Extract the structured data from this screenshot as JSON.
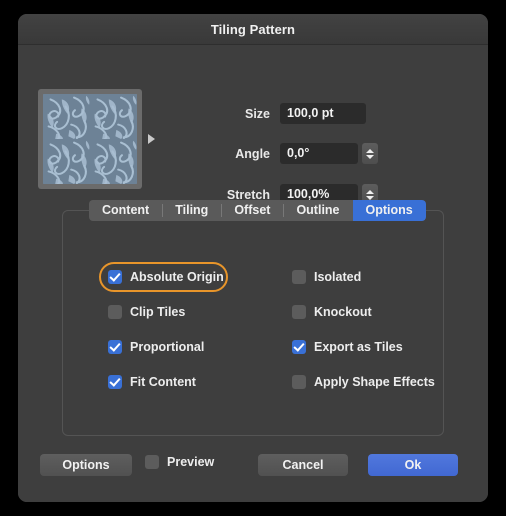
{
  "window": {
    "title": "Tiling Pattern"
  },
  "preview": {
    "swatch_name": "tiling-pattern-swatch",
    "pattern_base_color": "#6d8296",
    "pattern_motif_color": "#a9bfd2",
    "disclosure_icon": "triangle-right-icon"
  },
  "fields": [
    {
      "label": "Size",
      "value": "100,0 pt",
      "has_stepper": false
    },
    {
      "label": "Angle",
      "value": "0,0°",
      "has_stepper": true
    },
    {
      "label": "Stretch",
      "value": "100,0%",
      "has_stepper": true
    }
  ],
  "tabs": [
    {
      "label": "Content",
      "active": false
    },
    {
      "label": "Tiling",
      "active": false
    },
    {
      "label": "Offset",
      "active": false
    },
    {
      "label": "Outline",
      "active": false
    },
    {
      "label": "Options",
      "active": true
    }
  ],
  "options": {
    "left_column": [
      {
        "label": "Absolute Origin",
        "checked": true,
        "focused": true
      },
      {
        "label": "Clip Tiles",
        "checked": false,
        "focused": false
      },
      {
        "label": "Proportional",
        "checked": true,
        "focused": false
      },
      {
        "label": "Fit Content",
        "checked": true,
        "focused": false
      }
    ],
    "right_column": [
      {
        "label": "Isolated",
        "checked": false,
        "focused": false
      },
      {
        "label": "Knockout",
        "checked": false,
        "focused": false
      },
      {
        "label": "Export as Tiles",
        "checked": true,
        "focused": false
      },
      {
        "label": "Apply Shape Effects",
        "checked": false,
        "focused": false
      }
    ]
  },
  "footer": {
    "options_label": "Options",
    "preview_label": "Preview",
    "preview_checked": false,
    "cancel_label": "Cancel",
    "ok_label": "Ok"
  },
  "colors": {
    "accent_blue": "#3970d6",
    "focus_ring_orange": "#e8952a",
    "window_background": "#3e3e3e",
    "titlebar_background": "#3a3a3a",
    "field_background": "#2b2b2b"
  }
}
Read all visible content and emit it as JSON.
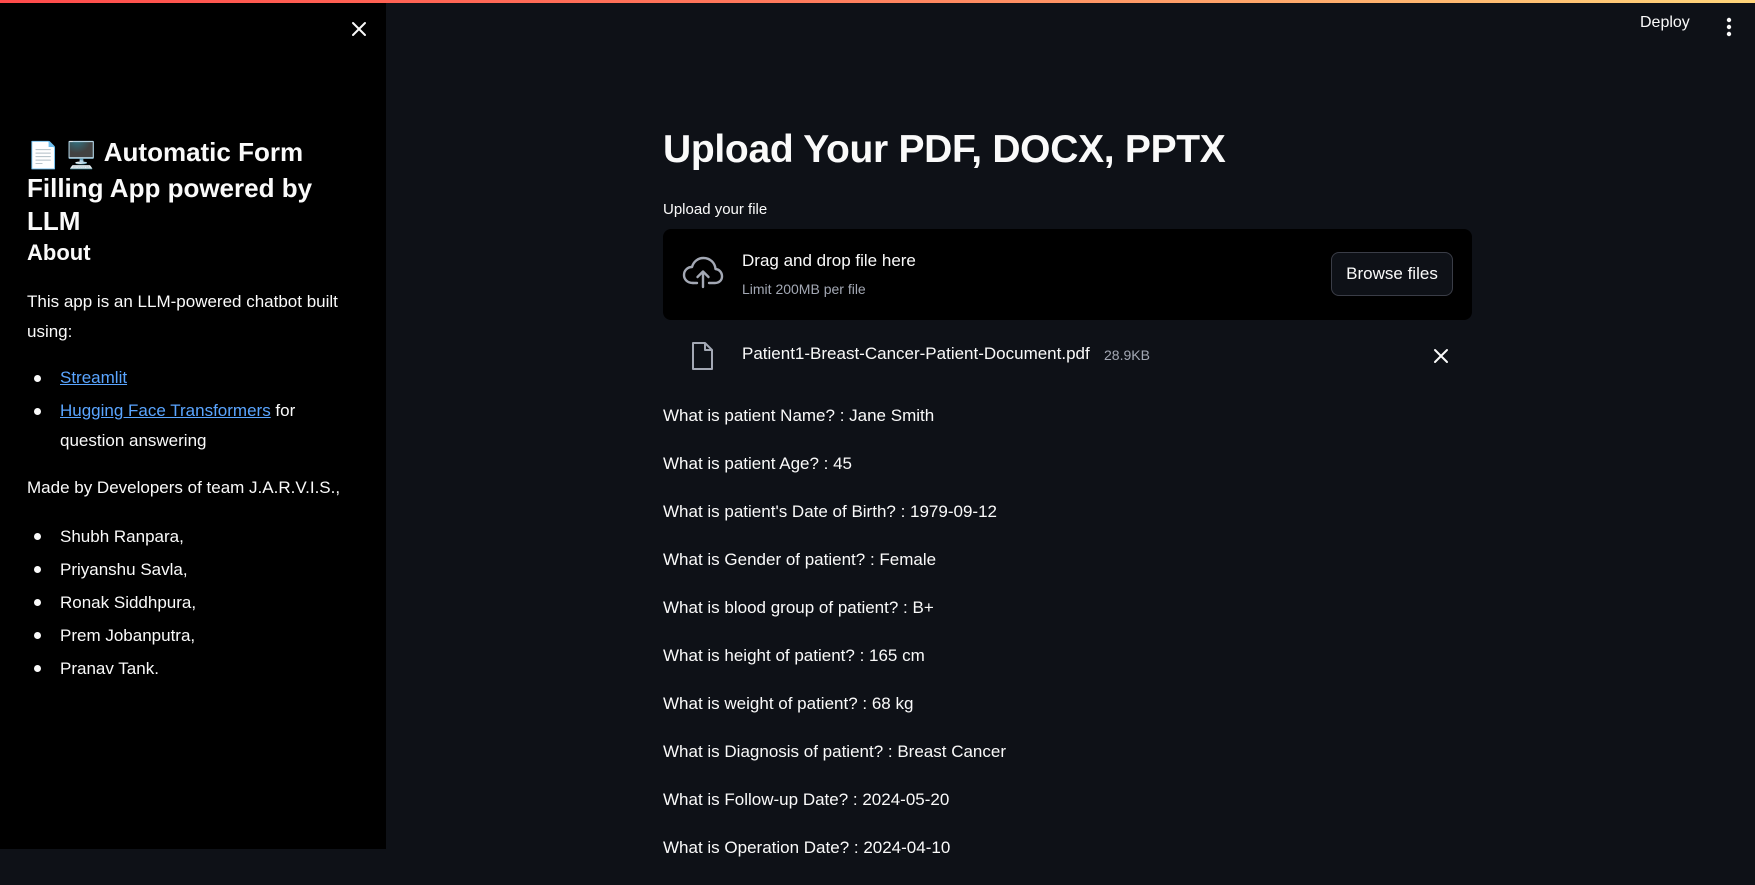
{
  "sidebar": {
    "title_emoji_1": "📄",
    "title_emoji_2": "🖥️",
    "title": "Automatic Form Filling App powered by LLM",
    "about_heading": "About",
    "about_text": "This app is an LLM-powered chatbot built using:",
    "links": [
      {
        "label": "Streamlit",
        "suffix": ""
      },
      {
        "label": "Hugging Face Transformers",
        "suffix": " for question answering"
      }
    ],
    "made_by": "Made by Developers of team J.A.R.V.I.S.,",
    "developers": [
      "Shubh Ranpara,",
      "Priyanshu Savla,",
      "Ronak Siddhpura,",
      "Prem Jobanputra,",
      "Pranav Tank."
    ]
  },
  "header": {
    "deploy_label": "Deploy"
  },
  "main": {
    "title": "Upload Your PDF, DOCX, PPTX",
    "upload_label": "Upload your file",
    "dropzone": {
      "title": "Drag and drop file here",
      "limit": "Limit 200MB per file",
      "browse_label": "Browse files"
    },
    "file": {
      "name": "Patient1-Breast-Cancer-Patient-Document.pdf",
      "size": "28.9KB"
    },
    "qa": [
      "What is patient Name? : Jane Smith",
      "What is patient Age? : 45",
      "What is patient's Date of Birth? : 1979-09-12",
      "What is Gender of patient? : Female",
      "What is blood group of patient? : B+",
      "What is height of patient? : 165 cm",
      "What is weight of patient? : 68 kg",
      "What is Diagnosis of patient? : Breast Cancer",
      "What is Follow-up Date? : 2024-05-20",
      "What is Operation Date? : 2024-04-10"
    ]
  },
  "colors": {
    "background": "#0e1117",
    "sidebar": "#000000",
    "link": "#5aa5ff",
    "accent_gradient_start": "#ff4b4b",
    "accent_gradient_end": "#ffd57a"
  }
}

**Instruction**: Without the pictures, write out every entry precisely as it appears.

**Answer to the problem**:
Extract the structured data from this screenshot as JSON.
{
  "window": {
    "title": "Tiling Pattern"
  },
  "preview": {
    "swatch_name": "tiling-pattern-swatch",
    "pattern_base_color": "#6d8296",
    "pattern_motif_color": "#a9bfd2",
    "disclosure_icon": "triangle-right-icon"
  },
  "fields": [
    {
      "label": "Size",
      "value": "100,0 pt",
      "has_stepper": false
    },
    {
      "label": "Angle",
      "value": "0,0°",
      "has_stepper": true
    },
    {
      "label": "Stretch",
      "value": "100,0%",
      "has_stepper": true
    }
  ],
  "tabs": [
    {
      "label": "Content",
      "active": false
    },
    {
      "label": "Tiling",
      "active": false
    },
    {
      "label": "Offset",
      "active": false
    },
    {
      "label": "Outline",
      "active": false
    },
    {
      "label": "Options",
      "active": true
    }
  ],
  "options": {
    "left_column": [
      {
        "label": "Absolute Origin",
        "checked": true,
        "focused": true
      },
      {
        "label": "Clip Tiles",
        "checked": false,
        "focused": false
      },
      {
        "label": "Proportional",
        "checked": true,
        "focused": false
      },
      {
        "label": "Fit Content",
        "checked": true,
        "focused": false
      }
    ],
    "right_column": [
      {
        "label": "Isolated",
        "checked": false,
        "focused": false
      },
      {
        "label": "Knockout",
        "checked": false,
        "focused": false
      },
      {
        "label": "Export as Tiles",
        "checked": true,
        "focused": false
      },
      {
        "label": "Apply Shape Effects",
        "checked": false,
        "focused": false
      }
    ]
  },
  "footer": {
    "options_label": "Options",
    "preview_label": "Preview",
    "preview_checked": false,
    "cancel_label": "Cancel",
    "ok_label": "Ok"
  },
  "colors": {
    "accent_blue": "#3970d6",
    "focus_ring_orange": "#e8952a",
    "window_background": "#3e3e3e",
    "titlebar_background": "#3a3a3a",
    "field_background": "#2b2b2b"
  }
}
Read all visible content and emit it as JSON.
{
  "sidebar": {
    "title_emoji_1": "📄",
    "title_emoji_2": "🖥️",
    "title": "Automatic Form Filling App powered by LLM",
    "about_heading": "About",
    "about_text": "This app is an LLM-powered chatbot built using:",
    "links": [
      {
        "label": "Streamlit",
        "suffix": ""
      },
      {
        "label": "Hugging Face Transformers",
        "suffix": " for question answering"
      }
    ],
    "made_by": "Made by Developers of team J.A.R.V.I.S.,",
    "developers": [
      "Shubh Ranpara,",
      "Priyanshu Savla,",
      "Ronak Siddhpura,",
      "Prem Jobanputra,",
      "Pranav Tank."
    ]
  },
  "header": {
    "deploy_label": "Deploy"
  },
  "main": {
    "title": "Upload Your PDF, DOCX, PPTX",
    "upload_label": "Upload your file",
    "dropzone": {
      "title": "Drag and drop file here",
      "limit": "Limit 200MB per file",
      "browse_label": "Browse files"
    },
    "file": {
      "name": "Patient1-Breast-Cancer-Patient-Document.pdf",
      "size": "28.9KB"
    },
    "qa": [
      "What is patient Name? : Jane Smith",
      "What is patient Age? : 45",
      "What is patient's Date of Birth? : 1979-09-12",
      "What is Gender of patient? : Female",
      "What is blood group of patient? : B+",
      "What is height of patient? : 165 cm",
      "What is weight of patient? : 68 kg",
      "What is Diagnosis of patient? : Breast Cancer",
      "What is Follow-up Date? : 2024-05-20",
      "What is Operation Date? : 2024-04-10"
    ]
  },
  "colors": {
    "background": "#0e1117",
    "sidebar": "#000000",
    "link": "#5aa5ff",
    "accent_gradient_start": "#ff4b4b",
    "accent_gradient_end": "#ffd57a"
  }
}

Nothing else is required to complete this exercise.